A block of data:
════

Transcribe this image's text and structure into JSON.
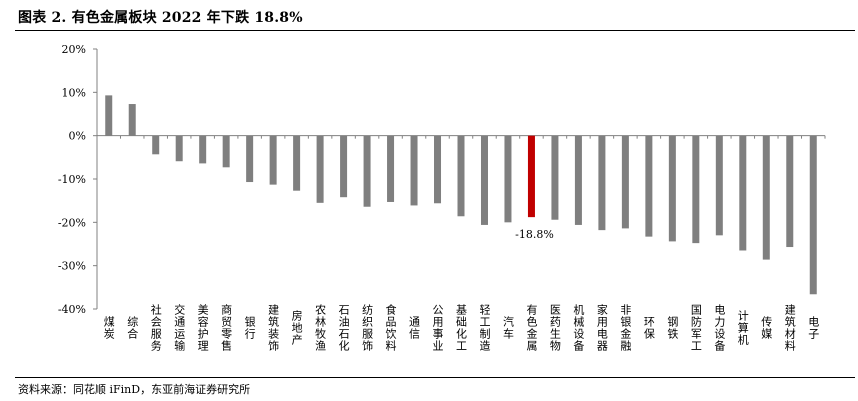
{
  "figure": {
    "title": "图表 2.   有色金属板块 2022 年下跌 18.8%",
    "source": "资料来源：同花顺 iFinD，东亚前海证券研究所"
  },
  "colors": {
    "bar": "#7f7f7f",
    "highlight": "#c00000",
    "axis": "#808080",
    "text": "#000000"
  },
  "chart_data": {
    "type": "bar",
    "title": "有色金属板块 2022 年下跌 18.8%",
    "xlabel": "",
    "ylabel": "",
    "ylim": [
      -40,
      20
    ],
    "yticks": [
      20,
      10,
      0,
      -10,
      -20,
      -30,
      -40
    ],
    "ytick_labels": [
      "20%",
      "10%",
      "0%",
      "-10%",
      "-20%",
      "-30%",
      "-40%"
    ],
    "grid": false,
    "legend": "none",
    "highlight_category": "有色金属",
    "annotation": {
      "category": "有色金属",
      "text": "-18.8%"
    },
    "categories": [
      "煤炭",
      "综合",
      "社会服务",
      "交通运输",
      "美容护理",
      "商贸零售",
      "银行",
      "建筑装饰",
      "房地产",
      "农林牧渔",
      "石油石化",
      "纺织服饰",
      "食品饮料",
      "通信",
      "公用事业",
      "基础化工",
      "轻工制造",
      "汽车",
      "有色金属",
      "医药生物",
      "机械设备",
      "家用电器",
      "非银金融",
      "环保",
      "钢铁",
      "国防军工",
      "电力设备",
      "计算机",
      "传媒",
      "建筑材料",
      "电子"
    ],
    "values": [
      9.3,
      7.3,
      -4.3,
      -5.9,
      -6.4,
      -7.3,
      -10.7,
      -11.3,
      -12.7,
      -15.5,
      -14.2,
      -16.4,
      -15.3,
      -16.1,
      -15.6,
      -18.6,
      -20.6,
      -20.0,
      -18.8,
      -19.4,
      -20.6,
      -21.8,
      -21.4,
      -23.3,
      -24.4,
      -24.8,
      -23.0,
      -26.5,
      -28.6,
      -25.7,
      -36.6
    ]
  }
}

════

== WHAT YOU ARE ASKED TO DO ==
Which lines contain the word "有色金属板块"? Return each of them.

== RESPONSE TO THE TASK ==
    "title": "图表 2.   有色金属板块 2022 年下跌 18.8%",
    "title": "有色金属板块 2022 年下跌 18.8%",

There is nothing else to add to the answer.